[Linux-HA] R1 to R2 testing: cib.xml & ldirectord questions for 2 node cluster

Peter Farrell peter.d.farrell at gmail.com
Tue Sep 11 10:07:14 MDT 2007


Thanks to both of you for your responses.
I've got my head round it a bit better now and have had a good fiddle
with all the crm* commands and options. Many of my troubles were do to
syntax (as in almost every niggling Unix issue I ever deal with!)

The quorum policy for a two node cluster is largely irrelevant in any case.
Heartbeat doesn't seem to care one way or another (what options I set here).

The only odd thing I didn't find anywhere grep'ing through the lists
and Google was the 'WARN: There is something wrong' message in the log
files.
If you recall the crm_mon said that 'ldirectord start' was failing  -
but it wasn't true.

* DATASET ROWS:

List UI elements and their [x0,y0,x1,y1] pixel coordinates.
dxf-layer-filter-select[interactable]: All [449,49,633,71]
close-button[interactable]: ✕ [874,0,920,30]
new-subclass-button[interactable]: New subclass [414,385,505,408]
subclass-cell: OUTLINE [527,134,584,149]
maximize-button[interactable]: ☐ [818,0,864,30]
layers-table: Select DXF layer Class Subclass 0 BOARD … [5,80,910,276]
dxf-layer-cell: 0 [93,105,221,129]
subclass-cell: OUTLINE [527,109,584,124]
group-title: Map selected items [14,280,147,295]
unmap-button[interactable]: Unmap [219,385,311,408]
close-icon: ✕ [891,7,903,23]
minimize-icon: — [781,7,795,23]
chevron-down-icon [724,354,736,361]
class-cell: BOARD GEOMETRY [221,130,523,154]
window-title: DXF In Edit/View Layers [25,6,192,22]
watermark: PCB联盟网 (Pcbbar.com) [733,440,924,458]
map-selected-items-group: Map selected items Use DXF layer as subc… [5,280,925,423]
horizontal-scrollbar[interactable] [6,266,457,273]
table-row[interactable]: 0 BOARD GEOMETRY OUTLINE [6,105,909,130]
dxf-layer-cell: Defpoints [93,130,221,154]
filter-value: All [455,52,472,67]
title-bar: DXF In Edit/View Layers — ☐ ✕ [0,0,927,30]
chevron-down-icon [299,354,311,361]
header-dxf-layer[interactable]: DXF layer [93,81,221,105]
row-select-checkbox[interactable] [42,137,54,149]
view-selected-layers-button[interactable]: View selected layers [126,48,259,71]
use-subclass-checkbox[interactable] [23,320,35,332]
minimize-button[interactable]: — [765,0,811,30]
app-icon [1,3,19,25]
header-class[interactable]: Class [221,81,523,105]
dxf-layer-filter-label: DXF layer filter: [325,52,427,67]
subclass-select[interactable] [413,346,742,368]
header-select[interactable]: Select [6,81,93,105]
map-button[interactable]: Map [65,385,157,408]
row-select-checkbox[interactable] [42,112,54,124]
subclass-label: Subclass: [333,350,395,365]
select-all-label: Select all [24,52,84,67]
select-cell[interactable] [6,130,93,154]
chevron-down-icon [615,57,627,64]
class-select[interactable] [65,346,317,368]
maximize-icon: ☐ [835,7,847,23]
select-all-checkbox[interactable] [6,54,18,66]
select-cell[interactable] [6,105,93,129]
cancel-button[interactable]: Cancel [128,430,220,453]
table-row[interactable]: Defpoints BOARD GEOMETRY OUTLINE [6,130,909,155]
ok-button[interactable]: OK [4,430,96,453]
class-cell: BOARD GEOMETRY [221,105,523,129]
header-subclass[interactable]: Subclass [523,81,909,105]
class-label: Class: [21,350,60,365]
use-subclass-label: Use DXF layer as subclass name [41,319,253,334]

* REQUIREMENT: Say whether each statement agrees with the Linux-HA forum post, answering yes or no and quoting the words that decide it: (a) The writer thinks the quorum policy matters a lot for a two node cluster. (b) The writer blames many of the problems on syntax. (c) The crm_mon report that 'ldirectord start' was failing turned out to be correct. Use only the Linux-HA forum post to answer.

* SOLUTION BELOW:
(a) No: "The quorum policy for a two node cluster is largely irrelevant in any case."
(b) Yes: "Many of my troubles were do to syntax"
(c) No: "but it wasn't true."